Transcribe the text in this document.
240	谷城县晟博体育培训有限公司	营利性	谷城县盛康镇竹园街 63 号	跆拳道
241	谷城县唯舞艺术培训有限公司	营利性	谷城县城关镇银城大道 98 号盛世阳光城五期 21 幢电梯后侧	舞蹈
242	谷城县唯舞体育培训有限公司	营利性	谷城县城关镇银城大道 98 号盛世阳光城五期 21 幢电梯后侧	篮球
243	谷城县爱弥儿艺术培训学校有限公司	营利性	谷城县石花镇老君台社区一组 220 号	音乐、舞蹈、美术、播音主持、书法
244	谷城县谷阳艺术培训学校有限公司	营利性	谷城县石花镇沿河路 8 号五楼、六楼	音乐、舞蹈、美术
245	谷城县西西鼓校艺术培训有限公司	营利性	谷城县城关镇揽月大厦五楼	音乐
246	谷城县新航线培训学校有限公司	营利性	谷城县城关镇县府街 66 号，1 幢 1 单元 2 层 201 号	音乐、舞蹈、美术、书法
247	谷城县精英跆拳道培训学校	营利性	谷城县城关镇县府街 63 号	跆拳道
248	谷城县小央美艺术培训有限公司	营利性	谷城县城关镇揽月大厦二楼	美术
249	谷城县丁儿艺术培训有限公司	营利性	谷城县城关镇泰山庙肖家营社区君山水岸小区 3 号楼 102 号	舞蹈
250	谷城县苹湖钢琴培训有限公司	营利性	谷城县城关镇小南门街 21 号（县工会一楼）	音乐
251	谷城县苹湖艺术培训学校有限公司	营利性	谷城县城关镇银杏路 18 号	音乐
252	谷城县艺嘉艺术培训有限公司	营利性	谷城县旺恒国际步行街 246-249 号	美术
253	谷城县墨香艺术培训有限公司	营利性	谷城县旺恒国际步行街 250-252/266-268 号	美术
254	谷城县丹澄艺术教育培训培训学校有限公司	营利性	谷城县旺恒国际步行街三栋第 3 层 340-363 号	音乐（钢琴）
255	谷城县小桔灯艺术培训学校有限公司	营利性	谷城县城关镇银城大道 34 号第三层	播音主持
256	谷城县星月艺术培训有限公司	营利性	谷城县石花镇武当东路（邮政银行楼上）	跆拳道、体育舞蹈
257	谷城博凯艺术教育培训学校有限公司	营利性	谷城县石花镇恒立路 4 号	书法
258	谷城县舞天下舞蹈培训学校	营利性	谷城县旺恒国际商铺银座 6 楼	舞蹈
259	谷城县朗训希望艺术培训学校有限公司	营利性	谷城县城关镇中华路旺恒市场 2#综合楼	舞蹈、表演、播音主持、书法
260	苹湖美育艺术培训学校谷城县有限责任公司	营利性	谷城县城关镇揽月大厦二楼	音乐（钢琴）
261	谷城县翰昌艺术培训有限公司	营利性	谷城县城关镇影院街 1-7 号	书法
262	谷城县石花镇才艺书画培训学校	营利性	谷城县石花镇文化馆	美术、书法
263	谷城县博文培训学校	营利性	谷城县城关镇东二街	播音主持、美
################
■ Written request ■
How many lines of the listing include the string "谷城县城关镇县府街"? Answer with the number alone.

■ The reply ■
2